Given instruction: Print all the records exactly, please.

Input data:
================
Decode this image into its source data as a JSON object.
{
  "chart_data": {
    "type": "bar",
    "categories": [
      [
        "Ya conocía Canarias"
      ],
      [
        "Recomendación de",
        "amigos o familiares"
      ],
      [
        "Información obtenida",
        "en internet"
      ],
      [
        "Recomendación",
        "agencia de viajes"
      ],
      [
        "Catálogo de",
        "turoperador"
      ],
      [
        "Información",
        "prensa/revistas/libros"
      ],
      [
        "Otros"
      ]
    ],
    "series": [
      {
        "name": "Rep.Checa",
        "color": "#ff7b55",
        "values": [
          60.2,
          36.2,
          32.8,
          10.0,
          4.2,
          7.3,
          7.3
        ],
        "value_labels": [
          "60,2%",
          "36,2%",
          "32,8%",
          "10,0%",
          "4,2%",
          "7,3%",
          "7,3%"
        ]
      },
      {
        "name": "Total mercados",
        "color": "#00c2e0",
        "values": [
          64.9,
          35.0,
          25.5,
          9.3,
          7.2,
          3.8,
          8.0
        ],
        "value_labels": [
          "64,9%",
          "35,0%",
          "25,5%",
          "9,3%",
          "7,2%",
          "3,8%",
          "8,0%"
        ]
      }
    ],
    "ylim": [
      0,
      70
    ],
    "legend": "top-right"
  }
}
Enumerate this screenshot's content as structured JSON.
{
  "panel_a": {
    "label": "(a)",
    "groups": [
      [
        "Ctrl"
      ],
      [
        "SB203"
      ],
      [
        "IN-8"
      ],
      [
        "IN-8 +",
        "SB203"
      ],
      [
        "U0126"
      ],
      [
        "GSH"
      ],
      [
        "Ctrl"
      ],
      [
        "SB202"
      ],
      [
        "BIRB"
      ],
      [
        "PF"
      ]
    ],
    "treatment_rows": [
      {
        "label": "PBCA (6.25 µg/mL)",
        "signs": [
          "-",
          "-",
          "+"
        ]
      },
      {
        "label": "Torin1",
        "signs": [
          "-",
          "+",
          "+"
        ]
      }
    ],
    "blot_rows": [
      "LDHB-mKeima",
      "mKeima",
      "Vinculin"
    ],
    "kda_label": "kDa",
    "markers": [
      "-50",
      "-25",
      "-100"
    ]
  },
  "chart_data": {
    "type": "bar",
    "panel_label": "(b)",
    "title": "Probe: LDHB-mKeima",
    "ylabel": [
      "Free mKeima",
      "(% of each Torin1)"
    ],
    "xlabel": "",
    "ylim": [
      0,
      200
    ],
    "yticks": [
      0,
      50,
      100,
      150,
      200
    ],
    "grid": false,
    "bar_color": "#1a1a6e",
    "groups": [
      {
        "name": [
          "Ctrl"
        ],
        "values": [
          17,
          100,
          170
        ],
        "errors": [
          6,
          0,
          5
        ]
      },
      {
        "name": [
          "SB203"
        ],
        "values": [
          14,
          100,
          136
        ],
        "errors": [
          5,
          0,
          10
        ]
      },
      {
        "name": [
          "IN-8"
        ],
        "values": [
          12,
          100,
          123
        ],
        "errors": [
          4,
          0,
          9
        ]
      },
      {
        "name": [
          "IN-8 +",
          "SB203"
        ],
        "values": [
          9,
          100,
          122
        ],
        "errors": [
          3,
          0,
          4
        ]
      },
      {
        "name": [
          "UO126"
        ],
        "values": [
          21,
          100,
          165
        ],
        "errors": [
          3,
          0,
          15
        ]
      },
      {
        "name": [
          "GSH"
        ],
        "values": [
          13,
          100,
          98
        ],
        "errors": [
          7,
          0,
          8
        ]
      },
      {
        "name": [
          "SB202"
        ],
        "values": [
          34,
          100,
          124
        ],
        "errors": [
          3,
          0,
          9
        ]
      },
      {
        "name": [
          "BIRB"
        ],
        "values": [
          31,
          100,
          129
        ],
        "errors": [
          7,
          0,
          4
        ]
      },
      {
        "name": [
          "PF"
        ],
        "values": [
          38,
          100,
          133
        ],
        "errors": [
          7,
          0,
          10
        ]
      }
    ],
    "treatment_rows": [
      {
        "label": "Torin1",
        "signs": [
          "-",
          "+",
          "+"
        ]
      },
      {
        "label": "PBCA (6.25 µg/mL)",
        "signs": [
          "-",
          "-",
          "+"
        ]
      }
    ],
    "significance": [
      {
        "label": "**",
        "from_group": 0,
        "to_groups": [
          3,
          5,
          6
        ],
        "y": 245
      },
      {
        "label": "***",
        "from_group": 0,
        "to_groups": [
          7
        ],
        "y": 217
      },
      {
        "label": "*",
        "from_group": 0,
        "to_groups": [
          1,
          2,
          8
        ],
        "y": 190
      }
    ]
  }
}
================
The completed task:
Decode this image into its source data as a JSON object.
{
  "chart_data": {
    "type": "bar",
    "categories": [
      [
        "Ya conocía Canarias"
      ],
      [
        "Recomendación de",
        "amigos o familiares"
      ],
      [
        "Información obtenida",
        "en internet"
      ],
      [
        "Recomendación",
        "agencia de viajes"
      ],
      [
        "Catálogo de",
        "turoperador"
      ],
      [
        "Información",
        "prensa/revistas/libros"
      ],
      [
        "Otros"
      ]
    ],
    "series": [
      {
        "name": "Rep.Checa",
        "color": "#ff7b55",
        "values": [
          60.2,
          36.2,
          32.8,
          10.0,
          4.2,
          7.3,
          7.3
        ],
        "value_labels": [
          "60,2%",
          "36,2%",
          "32,8%",
          "10,0%",
          "4,2%",
          "7,3%",
          "7,3%"
        ]
      },
      {
        "name": "Total mercados",
        "color": "#00c2e0",
        "values": [
          64.9,
          35.0,
          25.5,
          9.3,
          7.2,
          3.8,
          8.0
        ],
        "value_labels": [
          "64,9%",
          "35,0%",
          "25,5%",
          "9,3%",
          "7,2%",
          "3,8%",
          "8,0%"
        ]
      }
    ],
    "ylim": [
      0,
      70
    ],
    "legend": "top-right"
  }
}
Enumerate this screenshot's content as structured JSON.
{
  "panel_a": {
    "label": "(a)",
    "groups": [
      [
        "Ctrl"
      ],
      [
        "SB203"
      ],
      [
        "IN-8"
      ],
      [
        "IN-8 +",
        "SB203"
      ],
      [
        "U0126"
      ],
      [
        "GSH"
      ],
      [
        "Ctrl"
      ],
      [
        "SB202"
      ],
      [
        "BIRB"
      ],
      [
        "PF"
      ]
    ],
    "treatment_rows": [
      {
        "label": "PBCA (6.25 µg/mL)",
        "signs": [
          "-",
          "-",
          "+"
        ]
      },
      {
        "label": "Torin1",
        "signs": [
          "-",
          "+",
          "+"
        ]
      }
    ],
    "blot_rows": [
      "LDHB-mKeima",
      "mKeima",
      "Vinculin"
    ],
    "kda_label": "kDa",
    "markers": [
      "-50",
      "-25",
      "-100"
    ]
  },
  "chart_data": {
    "type": "bar",
    "panel_label": "(b)",
    "title": "Probe: LDHB-mKeima",
    "ylabel": [
      "Free mKeima",
      "(% of each Torin1)"
    ],
    "xlabel": "",
    "ylim": [
      0,
      200
    ],
    "yticks": [
      0,
      50,
      100,
      150,
      200
    ],
    "grid": false,
    "bar_color": "#1a1a6e",
    "groups": [
      {
        "name": [
          "Ctrl"
        ],
        "values": [
          17,
          100,
          170
        ],
        "errors": [
          6,
          0,
          5
        ]
      },
      {
        "name": [
          "SB203"
        ],
        "values": [
          14,
          100,
          136
        ],
        "errors": [
          5,
          0,
          10
        ]
      },
      {
        "name": [
          "IN-8"
        ],
        "values": [
          12,
          100,
          123
        ],
        "errors": [
          4,
          0,
          9
        ]
      },
      {
        "name": [
          "IN-8 +",
          "SB203"
        ],
        "values": [
          9,
          100,
          122
        ],
        "errors": [
          3,
          0,
          4
        ]
      },
      {
        "name": [
          "UO126"
        ],
        "values": [
          21,
          100,
          165
        ],
        "errors": [
          3,
          0,
          15
        ]
      },
      {
        "name": [
          "GSH"
        ],
        "values": [
          13,
          100,
          98
        ],
        "errors": [
          7,
          0,
          8
        ]
      },
      {
        "name": [
          "SB202"
        ],
        "values": [
          34,
          100,
          124
        ],
        "errors": [
          3,
          0,
          9
        ]
      },
      {
        "name": [
          "BIRB"
        ],
        "values": [
          31,
          100,
          129
        ],
        "errors": [
          7,
          0,
          4
        ]
      },
      {
        "name": [
          "PF"
        ],
        "values": [
          38,
          100,
          133
        ],
        "errors": [
          7,
          0,
          10
        ]
      }
    ],
    "treatment_rows": [
      {
        "label": "Torin1",
        "signs": [
          "-",
          "+",
          "+"
        ]
      },
      {
        "label": "PBCA (6.25 µg/mL)",
        "signs": [
          "-",
          "-",
          "+"
        ]
      }
    ],
    "significance": [
      {
        "label": "**",
        "from_group": 0,
        "to_groups": [
          3,
          5,
          6
        ],
        "y": 245
      },
      {
        "label": "***",
        "from_group": 0,
        "to_groups": [
          7
        ],
        "y": 217
      },
      {
        "label": "*",
        "from_group": 0,
        "to_groups": [
          1,
          2,
          8
        ],
        "y": 190
      }
    ]
  }
}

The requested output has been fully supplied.